- [Work to do]:
Check each line of the listing below for the string "компании", and copy the ones that have it.

————

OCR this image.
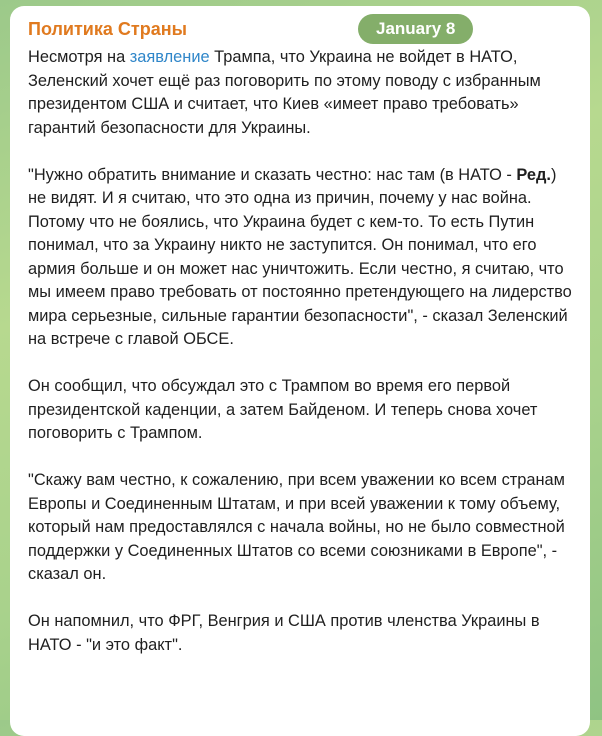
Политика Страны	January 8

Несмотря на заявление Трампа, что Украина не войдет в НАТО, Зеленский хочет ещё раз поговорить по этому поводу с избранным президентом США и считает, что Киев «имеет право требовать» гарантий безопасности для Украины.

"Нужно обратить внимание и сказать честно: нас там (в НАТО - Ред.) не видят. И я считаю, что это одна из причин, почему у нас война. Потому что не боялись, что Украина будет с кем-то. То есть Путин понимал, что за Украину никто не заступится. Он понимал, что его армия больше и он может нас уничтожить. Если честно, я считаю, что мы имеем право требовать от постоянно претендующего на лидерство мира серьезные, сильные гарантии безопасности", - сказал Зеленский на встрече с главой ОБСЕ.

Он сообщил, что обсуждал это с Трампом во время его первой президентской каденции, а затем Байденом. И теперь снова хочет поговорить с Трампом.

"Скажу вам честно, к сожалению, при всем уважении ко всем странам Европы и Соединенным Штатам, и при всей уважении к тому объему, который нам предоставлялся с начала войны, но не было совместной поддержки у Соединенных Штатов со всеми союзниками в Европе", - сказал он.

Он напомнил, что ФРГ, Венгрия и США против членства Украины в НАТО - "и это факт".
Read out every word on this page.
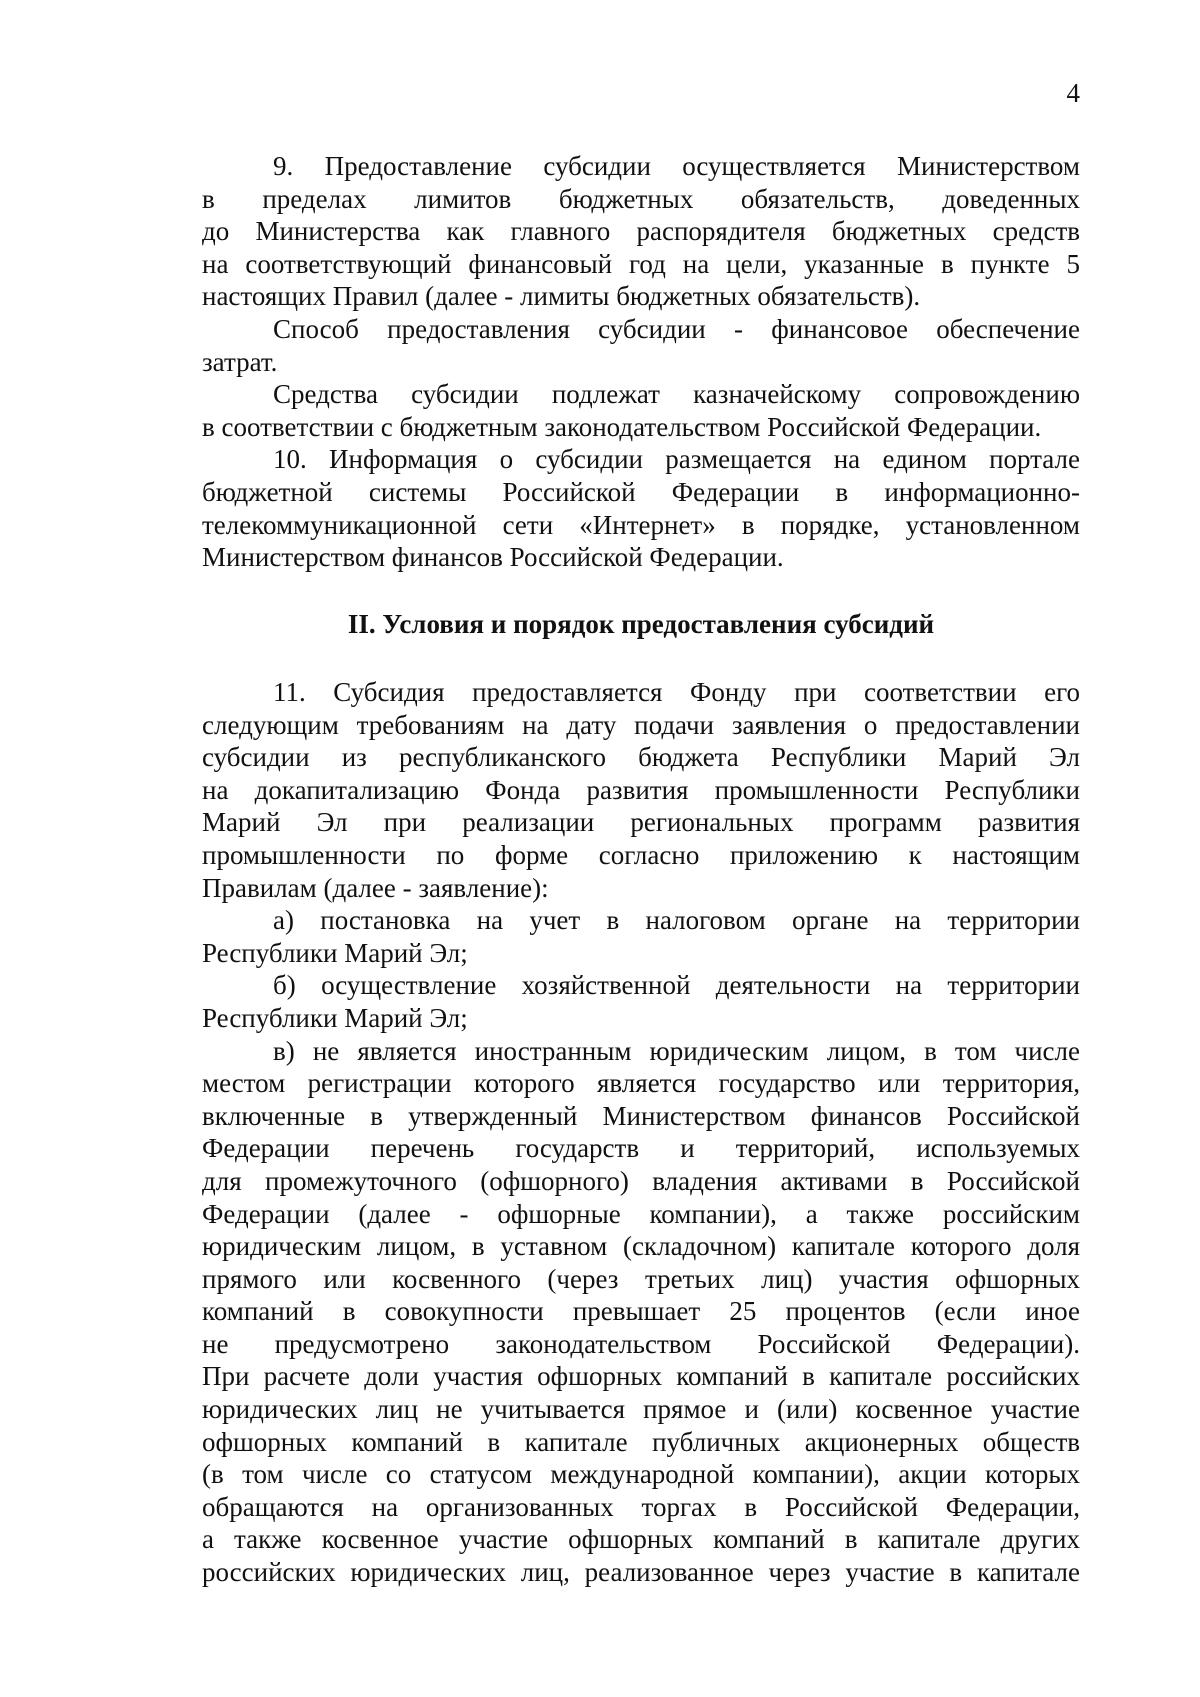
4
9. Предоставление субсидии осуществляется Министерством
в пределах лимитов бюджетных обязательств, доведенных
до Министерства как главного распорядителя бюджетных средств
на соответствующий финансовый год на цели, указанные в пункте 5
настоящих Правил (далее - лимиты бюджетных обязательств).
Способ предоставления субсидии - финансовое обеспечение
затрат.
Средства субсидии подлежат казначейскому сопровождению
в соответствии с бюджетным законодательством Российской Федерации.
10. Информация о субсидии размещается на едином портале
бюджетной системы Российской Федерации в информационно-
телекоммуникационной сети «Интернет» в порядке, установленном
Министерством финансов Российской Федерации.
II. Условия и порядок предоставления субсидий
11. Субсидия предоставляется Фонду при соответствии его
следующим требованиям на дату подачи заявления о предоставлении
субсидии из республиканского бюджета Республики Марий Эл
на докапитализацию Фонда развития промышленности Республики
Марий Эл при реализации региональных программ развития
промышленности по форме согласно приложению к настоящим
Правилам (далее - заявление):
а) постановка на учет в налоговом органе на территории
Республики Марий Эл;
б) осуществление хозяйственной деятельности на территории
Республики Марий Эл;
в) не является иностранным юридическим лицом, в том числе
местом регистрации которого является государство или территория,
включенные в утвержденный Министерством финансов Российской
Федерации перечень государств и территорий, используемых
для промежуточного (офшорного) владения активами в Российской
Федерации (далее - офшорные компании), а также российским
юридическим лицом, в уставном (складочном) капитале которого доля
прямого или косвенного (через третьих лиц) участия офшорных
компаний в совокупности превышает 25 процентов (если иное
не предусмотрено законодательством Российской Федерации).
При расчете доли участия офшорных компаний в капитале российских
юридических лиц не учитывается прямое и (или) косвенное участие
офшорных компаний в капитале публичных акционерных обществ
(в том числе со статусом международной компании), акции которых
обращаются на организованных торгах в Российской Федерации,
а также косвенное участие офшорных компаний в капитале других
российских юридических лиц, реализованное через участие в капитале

————

- [Completed task]:
Федерации (далее - офшорные компании), а также российским
(в том числе со статусом международной компании), акции которых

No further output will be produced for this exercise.